PROMPT: Gather all lines in the entries below that include the word "você".

**** LISTING ****

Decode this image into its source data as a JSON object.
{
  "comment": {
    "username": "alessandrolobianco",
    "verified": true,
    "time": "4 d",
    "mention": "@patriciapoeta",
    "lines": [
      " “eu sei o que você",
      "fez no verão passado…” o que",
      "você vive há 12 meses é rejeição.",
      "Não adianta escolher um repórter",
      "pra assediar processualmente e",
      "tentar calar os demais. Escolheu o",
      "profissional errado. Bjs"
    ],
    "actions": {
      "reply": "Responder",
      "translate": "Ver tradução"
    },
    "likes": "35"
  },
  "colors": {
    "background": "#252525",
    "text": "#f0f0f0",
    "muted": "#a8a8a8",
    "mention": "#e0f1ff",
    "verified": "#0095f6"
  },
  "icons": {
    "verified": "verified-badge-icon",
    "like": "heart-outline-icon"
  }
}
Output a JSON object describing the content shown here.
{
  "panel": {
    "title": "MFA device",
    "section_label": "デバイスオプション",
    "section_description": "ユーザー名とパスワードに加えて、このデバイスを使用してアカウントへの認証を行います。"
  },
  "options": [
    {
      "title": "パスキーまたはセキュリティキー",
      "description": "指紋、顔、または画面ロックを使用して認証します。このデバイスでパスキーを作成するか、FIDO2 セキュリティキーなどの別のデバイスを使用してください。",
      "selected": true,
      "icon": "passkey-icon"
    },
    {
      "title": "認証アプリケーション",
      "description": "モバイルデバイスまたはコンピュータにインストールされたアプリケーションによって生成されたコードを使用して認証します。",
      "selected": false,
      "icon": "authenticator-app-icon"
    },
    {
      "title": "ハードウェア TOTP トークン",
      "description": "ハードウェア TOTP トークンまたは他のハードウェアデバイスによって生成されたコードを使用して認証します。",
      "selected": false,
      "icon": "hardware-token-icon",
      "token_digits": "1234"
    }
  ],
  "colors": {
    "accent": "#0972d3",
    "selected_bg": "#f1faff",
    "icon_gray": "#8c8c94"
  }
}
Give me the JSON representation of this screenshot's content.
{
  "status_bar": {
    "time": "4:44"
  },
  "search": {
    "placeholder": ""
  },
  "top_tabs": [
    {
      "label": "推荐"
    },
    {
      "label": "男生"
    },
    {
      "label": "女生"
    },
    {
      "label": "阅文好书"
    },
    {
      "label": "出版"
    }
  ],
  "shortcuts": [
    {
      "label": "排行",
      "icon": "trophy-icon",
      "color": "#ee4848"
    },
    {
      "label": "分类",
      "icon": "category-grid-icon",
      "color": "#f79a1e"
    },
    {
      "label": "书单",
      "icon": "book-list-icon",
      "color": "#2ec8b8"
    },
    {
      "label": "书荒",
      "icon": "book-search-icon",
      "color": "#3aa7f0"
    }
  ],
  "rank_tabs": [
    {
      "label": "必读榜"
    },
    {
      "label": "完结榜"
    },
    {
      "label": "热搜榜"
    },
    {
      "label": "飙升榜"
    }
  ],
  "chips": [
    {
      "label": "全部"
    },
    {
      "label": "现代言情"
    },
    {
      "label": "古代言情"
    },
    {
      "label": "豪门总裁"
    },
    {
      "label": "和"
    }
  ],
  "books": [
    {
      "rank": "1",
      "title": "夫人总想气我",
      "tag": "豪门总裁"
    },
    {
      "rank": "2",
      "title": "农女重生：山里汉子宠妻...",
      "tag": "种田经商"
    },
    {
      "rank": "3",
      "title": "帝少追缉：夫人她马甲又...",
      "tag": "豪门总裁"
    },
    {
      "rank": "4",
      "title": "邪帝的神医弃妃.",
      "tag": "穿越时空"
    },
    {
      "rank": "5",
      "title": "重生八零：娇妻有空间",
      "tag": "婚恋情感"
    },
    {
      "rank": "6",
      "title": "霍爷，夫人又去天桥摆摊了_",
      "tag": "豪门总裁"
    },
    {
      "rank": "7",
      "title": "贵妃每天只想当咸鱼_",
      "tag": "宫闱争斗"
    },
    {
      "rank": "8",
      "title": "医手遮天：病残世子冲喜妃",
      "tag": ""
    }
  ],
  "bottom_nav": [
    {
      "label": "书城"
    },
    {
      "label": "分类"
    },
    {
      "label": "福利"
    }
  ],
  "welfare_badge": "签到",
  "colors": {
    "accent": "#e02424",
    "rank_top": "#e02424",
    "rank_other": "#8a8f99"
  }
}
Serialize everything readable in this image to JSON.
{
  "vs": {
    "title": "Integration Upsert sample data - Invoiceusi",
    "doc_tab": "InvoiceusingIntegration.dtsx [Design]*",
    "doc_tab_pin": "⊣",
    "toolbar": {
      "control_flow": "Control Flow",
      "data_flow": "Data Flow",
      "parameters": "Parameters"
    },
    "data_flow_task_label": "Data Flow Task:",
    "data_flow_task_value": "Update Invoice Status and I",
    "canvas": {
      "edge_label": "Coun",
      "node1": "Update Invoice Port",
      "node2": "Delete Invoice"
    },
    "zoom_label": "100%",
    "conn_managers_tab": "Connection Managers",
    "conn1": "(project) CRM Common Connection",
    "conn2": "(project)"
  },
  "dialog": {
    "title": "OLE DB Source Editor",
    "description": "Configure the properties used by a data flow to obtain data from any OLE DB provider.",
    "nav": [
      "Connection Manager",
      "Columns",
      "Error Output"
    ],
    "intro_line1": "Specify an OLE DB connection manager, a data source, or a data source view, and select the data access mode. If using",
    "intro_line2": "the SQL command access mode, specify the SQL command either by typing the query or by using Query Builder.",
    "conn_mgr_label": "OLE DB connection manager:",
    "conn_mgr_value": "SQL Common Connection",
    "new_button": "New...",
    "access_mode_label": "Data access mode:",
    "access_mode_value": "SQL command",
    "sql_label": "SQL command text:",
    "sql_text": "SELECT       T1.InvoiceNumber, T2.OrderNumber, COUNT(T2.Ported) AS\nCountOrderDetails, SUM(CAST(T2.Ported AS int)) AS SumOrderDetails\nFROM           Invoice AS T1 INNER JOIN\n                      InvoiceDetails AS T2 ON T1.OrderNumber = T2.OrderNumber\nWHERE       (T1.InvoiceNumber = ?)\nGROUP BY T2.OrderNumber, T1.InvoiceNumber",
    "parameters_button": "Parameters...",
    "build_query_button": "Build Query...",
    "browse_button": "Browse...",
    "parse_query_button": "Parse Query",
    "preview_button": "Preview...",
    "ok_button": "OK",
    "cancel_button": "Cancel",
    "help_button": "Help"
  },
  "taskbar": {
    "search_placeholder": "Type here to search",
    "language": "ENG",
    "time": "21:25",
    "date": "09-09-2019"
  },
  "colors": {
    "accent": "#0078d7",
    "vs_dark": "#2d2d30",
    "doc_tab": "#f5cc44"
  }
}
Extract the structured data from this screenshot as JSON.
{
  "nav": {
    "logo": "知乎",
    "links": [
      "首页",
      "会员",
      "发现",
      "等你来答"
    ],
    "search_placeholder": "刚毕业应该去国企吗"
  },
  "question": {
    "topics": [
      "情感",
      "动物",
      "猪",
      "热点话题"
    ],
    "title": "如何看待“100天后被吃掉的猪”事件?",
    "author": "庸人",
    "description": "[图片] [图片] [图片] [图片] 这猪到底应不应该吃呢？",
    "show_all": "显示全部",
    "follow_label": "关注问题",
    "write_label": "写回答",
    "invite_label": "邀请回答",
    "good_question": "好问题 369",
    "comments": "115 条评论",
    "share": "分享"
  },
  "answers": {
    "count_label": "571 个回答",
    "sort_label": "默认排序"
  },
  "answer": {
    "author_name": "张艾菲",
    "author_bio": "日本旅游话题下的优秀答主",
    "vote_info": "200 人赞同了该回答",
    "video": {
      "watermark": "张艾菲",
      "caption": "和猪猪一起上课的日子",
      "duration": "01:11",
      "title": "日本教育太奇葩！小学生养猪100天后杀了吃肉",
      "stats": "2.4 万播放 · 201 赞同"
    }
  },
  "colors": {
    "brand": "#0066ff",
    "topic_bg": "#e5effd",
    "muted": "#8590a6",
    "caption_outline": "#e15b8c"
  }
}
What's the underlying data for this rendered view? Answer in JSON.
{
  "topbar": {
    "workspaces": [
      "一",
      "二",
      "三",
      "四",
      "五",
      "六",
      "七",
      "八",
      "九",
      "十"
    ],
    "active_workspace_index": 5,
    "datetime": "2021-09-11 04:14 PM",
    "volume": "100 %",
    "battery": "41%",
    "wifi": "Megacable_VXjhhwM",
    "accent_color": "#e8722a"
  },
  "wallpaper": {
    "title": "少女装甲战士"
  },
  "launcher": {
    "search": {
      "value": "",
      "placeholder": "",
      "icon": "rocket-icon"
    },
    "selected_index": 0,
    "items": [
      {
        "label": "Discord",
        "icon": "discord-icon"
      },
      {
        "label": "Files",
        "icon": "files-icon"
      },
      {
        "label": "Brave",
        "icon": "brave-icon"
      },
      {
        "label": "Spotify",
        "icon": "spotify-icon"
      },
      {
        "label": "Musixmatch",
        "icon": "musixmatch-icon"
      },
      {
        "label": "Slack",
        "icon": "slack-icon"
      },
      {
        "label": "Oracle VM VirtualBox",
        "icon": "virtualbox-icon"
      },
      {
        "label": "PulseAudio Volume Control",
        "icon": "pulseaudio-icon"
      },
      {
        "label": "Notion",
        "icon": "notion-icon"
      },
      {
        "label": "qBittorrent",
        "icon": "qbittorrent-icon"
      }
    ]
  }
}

****

EXPECTED OUTPUT:
      " “eu sei o que você",
      "você vive há 12 meses é rejeição.",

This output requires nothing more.